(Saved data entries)

========================================================================

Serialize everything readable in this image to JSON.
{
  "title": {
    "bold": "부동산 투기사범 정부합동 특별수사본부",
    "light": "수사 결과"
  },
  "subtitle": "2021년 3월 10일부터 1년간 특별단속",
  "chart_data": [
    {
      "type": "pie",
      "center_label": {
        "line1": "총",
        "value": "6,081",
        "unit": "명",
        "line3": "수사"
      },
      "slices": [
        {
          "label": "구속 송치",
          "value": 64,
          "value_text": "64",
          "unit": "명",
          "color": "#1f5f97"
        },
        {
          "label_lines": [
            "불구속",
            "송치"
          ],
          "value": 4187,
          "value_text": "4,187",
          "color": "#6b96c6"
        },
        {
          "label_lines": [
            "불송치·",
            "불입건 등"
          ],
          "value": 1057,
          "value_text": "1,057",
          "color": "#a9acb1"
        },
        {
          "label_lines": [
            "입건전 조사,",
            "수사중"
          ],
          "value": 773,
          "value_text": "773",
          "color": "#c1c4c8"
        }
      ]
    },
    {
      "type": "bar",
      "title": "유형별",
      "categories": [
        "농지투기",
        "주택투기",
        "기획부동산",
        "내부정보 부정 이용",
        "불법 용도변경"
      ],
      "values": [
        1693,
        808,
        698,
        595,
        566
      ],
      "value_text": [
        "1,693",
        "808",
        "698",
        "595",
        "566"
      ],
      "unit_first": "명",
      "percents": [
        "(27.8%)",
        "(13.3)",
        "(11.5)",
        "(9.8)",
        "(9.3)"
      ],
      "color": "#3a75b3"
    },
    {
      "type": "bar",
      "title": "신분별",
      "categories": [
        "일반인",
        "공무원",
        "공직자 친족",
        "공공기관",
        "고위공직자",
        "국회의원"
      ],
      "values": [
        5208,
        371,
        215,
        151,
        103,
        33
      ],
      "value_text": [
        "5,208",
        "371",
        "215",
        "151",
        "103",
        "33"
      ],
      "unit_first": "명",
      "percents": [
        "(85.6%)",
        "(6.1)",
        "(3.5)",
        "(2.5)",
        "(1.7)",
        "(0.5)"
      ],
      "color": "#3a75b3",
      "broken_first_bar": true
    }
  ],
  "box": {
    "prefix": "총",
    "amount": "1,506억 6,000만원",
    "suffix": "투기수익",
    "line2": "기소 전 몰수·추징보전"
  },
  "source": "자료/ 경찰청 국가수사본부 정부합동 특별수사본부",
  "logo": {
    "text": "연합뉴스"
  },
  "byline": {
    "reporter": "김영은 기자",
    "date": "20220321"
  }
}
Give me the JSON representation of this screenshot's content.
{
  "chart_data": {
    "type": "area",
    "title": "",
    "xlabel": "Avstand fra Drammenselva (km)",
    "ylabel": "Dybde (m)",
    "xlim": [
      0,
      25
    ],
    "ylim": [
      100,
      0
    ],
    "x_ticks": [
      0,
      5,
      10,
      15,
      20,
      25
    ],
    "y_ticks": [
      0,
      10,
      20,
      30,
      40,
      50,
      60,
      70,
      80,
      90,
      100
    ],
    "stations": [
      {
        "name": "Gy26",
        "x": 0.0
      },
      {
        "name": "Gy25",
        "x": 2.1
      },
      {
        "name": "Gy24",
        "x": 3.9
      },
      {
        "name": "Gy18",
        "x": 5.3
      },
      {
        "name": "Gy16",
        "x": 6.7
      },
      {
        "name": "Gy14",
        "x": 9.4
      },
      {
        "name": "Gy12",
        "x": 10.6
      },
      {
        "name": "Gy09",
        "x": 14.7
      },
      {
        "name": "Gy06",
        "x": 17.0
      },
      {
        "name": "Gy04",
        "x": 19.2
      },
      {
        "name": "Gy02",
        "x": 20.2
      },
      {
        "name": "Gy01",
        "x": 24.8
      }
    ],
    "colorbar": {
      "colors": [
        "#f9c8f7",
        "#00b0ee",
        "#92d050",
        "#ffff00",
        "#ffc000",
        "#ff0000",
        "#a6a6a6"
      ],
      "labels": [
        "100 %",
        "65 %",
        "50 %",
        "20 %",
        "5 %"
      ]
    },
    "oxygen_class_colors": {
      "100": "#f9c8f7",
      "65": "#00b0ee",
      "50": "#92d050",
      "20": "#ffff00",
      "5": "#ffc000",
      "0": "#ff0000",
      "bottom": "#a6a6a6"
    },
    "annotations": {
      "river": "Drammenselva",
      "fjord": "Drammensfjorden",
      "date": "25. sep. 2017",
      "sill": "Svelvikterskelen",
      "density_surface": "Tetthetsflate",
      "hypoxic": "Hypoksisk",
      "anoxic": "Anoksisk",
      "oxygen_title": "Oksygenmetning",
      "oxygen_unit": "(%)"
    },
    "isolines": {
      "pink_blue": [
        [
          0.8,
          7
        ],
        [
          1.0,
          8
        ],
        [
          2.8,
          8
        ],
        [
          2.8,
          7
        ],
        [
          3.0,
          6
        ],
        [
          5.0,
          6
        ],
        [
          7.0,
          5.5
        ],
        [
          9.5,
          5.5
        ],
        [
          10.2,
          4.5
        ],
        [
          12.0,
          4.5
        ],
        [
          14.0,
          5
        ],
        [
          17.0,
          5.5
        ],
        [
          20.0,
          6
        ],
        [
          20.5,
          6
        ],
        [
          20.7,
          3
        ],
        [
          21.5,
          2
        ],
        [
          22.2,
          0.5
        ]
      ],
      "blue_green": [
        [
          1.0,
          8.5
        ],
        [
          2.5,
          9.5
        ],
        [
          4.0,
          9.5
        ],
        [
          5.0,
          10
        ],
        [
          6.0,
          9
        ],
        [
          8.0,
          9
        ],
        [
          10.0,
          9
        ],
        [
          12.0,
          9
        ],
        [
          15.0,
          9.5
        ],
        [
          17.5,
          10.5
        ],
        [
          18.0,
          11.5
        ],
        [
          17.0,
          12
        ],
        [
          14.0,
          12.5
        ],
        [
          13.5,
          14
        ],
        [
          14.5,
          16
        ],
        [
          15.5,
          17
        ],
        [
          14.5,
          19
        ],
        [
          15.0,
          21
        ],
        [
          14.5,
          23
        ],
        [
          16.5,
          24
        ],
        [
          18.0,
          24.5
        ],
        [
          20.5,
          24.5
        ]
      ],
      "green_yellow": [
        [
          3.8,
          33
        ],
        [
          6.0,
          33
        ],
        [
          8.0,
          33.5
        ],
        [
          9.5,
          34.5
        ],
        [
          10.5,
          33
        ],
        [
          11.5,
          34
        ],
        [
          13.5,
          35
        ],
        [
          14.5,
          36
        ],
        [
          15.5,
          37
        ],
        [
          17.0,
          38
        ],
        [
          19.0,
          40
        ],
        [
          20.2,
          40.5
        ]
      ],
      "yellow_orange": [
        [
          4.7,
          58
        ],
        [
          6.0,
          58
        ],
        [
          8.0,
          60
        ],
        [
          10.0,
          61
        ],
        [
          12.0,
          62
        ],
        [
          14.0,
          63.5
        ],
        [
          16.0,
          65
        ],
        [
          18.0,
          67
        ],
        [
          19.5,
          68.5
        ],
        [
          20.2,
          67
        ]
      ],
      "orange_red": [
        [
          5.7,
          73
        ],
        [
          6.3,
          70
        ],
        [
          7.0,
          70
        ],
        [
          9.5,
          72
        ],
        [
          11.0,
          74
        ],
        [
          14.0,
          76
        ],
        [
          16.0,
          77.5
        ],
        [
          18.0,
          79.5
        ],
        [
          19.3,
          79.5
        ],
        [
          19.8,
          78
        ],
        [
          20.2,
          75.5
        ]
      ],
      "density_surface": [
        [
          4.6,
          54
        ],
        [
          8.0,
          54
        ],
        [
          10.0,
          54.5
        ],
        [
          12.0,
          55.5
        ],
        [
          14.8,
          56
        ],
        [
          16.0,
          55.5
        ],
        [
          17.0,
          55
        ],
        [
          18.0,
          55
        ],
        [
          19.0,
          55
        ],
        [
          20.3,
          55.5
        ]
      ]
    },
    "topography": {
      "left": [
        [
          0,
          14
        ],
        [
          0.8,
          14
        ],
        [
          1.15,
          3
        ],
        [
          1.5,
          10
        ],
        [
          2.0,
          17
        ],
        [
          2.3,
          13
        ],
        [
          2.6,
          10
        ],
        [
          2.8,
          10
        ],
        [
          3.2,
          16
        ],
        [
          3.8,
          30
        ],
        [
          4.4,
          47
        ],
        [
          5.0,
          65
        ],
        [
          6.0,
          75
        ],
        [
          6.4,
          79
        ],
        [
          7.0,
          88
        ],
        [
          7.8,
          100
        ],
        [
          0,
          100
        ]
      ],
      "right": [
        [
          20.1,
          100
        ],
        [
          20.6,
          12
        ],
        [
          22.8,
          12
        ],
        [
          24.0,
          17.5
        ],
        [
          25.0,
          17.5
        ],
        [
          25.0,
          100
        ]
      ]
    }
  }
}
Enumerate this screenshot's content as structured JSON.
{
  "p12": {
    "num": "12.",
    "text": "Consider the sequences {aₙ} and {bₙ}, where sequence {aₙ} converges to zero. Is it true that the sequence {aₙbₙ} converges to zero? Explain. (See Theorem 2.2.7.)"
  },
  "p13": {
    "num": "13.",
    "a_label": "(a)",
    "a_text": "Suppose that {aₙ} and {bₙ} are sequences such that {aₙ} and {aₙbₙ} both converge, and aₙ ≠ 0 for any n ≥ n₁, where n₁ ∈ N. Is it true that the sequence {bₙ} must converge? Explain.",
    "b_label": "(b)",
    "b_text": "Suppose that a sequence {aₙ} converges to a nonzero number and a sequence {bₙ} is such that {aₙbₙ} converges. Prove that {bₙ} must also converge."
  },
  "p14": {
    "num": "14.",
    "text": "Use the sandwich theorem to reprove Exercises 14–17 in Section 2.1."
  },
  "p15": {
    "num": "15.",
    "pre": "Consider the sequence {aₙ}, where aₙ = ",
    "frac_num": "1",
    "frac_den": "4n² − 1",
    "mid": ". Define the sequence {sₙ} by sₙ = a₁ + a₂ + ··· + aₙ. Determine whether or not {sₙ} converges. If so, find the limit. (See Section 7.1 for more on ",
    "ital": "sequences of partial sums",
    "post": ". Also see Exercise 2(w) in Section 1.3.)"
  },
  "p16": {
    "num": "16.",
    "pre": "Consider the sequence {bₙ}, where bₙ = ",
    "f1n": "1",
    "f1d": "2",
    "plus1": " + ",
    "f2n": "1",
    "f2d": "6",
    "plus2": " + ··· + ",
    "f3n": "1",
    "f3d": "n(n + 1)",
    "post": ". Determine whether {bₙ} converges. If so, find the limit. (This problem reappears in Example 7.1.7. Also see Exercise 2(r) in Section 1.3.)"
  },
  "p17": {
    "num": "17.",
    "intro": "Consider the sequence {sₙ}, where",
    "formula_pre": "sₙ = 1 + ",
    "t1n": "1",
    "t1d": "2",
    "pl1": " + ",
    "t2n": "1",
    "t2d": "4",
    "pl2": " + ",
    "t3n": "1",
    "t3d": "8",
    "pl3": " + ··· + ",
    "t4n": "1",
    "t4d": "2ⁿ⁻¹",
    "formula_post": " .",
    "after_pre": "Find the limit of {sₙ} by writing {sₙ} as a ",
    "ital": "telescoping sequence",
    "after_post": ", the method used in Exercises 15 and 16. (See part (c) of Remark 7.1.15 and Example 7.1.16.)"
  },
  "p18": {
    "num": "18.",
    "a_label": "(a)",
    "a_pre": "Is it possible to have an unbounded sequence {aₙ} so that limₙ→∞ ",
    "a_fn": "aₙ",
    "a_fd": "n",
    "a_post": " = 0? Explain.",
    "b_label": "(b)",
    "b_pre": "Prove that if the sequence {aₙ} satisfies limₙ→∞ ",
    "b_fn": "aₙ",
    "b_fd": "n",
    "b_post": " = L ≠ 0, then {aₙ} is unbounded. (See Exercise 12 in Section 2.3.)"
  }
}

========================================================================

Exercise requirements - Locate all lines that include the word "Explain" and copy them out.

Answer to this exercise -
    "text": "Consider the sequences {aₙ} and {bₙ}, where sequence {aₙ} converges to zero. Is it true that the sequence {aₙbₙ} converges to zero? Explain. (See Theorem 2.2.7.)"
    "a_text": "Suppose that {aₙ} and {bₙ} are sequences such that {aₙ} and {aₙbₙ} both converge, and aₙ ≠ 0 for any n ≥ n₁, where n₁ ∈ N. Is it true that the sequence {bₙ} must converge? Explain.",
    "a_post": " = 0? Explain.",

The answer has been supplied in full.